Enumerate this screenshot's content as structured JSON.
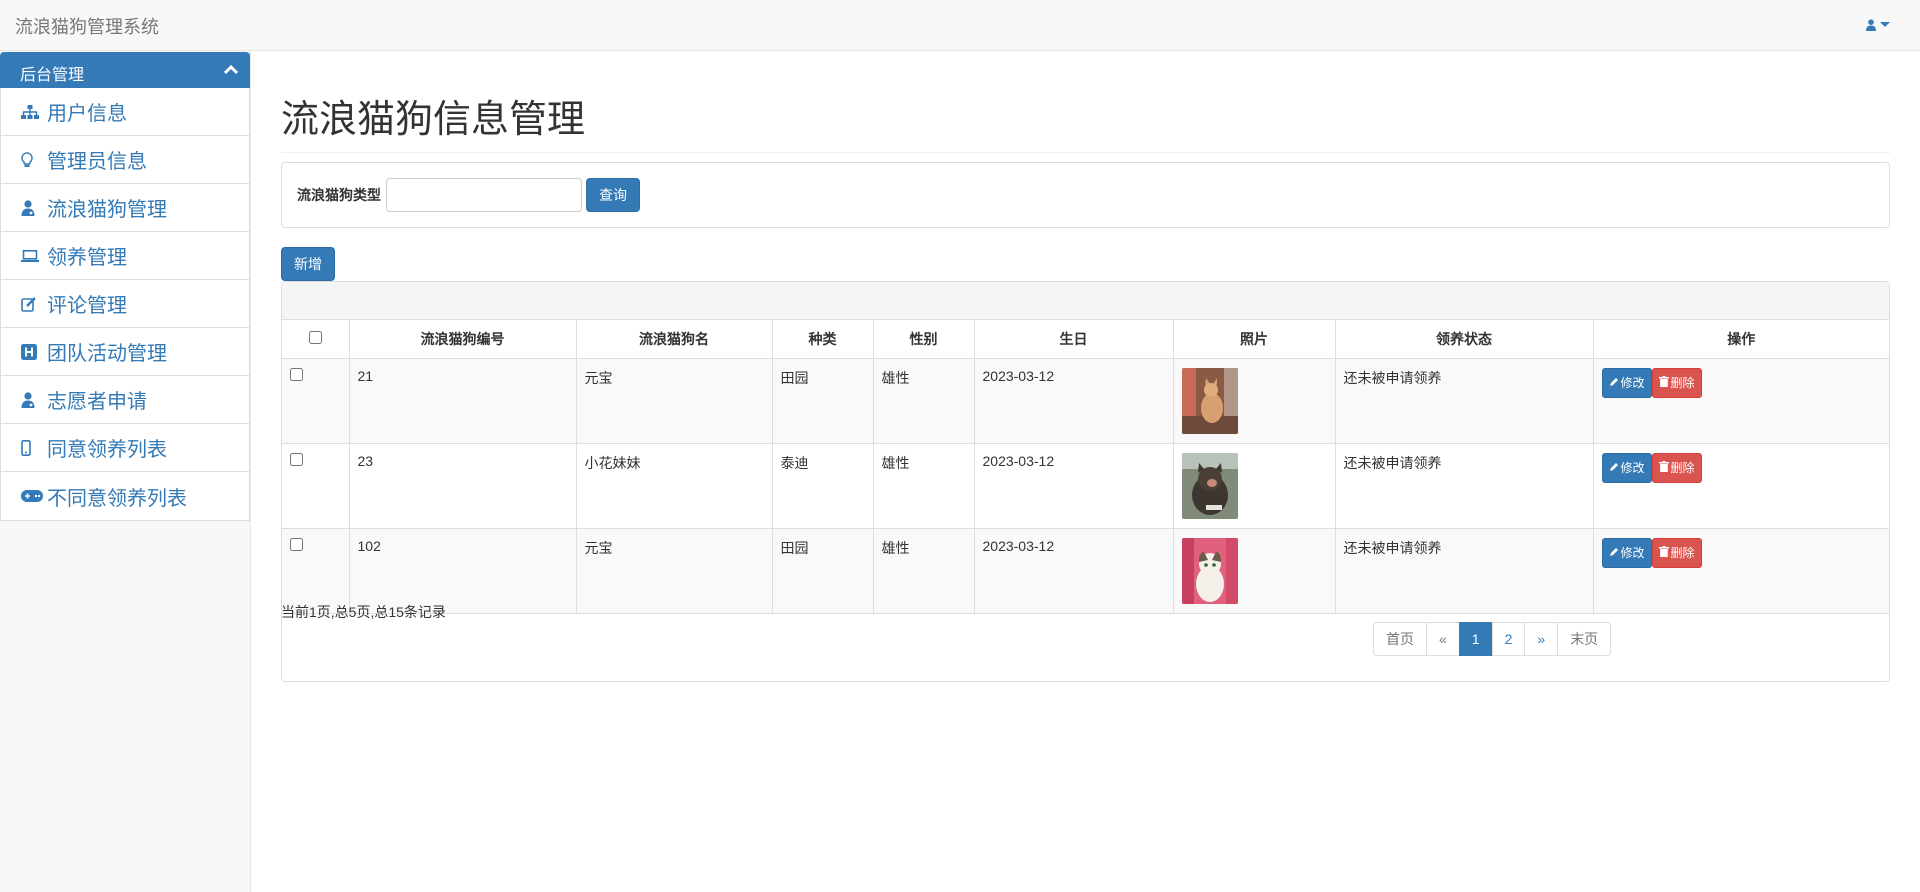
{
  "navbar": {
    "brand": "流浪猫狗管理系统",
    "user_icon": "user-icon"
  },
  "sidebar": {
    "panel_title": "后台管理",
    "items": [
      {
        "label": "用户信息",
        "icon": "sitemap-icon"
      },
      {
        "label": "管理员信息",
        "icon": "lightbulb-icon"
      },
      {
        "label": "流浪猫狗管理",
        "icon": "user-doctor-icon"
      },
      {
        "label": "领养管理",
        "icon": "laptop-icon"
      },
      {
        "label": "评论管理",
        "icon": "edit-icon"
      },
      {
        "label": "团队活动管理",
        "icon": "h-square-icon"
      },
      {
        "label": "志愿者申请",
        "icon": "user-doctor-icon"
      },
      {
        "label": "同意领养列表",
        "icon": "mobile-icon"
      },
      {
        "label": "不同意领养列表",
        "icon": "gamepad-icon"
      }
    ]
  },
  "main": {
    "title": "流浪猫狗信息管理",
    "search": {
      "label": "流浪猫狗类型",
      "value": "",
      "placeholder": "",
      "button": "查询"
    },
    "add_button": "新增",
    "table": {
      "headers": [
        "流浪猫狗编号",
        "流浪猫狗名",
        "种类",
        "性别",
        "生日",
        "照片",
        "领养状态",
        "操作"
      ],
      "rows": [
        {
          "id": "21",
          "name": "元宝",
          "kind": "田园",
          "gender": "雄性",
          "birthday": "2023-03-12",
          "status": "还未被申请领养"
        },
        {
          "id": "23",
          "name": "小花妹妹",
          "kind": "泰迪",
          "gender": "雄性",
          "birthday": "2023-03-12",
          "status": "还未被申请领养"
        },
        {
          "id": "102",
          "name": "元宝",
          "kind": "田园",
          "gender": "雄性",
          "birthday": "2023-03-12",
          "status": "还未被申请领养"
        }
      ],
      "edit_label": "修改",
      "delete_label": "删除"
    },
    "page_info": "当前1页,总5页,总15条记录",
    "pagination": {
      "first": "首页",
      "prev": "«",
      "pages": [
        "1",
        "2"
      ],
      "current": "1",
      "next": "»",
      "last": "末页"
    }
  },
  "colors": {
    "primary": "#337ab7",
    "danger": "#d9534f"
  }
}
++++++++++
§ **What to work on**
Drop the pictures and reproduce the rest of the entries above exactly.

§ **Answer**
Enumerate this screenshot's content as structured JSON.
{
  "navbar": {
    "brand": "流浪猫狗管理系统",
    "user_icon": "user-icon"
  },
  "sidebar": {
    "panel_title": "后台管理",
    "items": [
      {
        "label": "用户信息",
        "icon": "sitemap-icon"
      },
      {
        "label": "管理员信息",
        "icon": "lightbulb-icon"
      },
      {
        "label": "流浪猫狗管理",
        "icon": "user-doctor-icon"
      },
      {
        "label": "领养管理",
        "icon": "laptop-icon"
      },
      {
        "label": "评论管理",
        "icon": "edit-icon"
      },
      {
        "label": "团队活动管理",
        "icon": "h-square-icon"
      },
      {
        "label": "志愿者申请",
        "icon": "user-doctor-icon"
      },
      {
        "label": "同意领养列表",
        "icon": "mobile-icon"
      },
      {
        "label": "不同意领养列表",
        "icon": "gamepad-icon"
      }
    ]
  },
  "main": {
    "title": "流浪猫狗信息管理",
    "search": {
      "label": "流浪猫狗类型",
      "value": "",
      "placeholder": "",
      "button": "查询"
    },
    "add_button": "新增",
    "table": {
      "headers": [
        "流浪猫狗编号",
        "流浪猫狗名",
        "种类",
        "性别",
        "生日",
        "照片",
        "领养状态",
        "操作"
      ],
      "rows": [
        {
          "id": "21",
          "name": "元宝",
          "kind": "田园",
          "gender": "雄性",
          "birthday": "2023-03-12",
          "status": "还未被申请领养"
        },
        {
          "id": "23",
          "name": "小花妹妹",
          "kind": "泰迪",
          "gender": "雄性",
          "birthday": "2023-03-12",
          "status": "还未被申请领养"
        },
        {
          "id": "102",
          "name": "元宝",
          "kind": "田园",
          "gender": "雄性",
          "birthday": "2023-03-12",
          "status": "还未被申请领养"
        }
      ],
      "edit_label": "修改",
      "delete_label": "删除"
    },
    "page_info": "当前1页,总5页,总15条记录",
    "pagination": {
      "first": "首页",
      "prev": "«",
      "pages": [
        "1",
        "2"
      ],
      "current": "1",
      "next": "»",
      "last": "末页"
    }
  },
  "colors": {
    "primary": "#337ab7",
    "danger": "#d9534f"
  }
}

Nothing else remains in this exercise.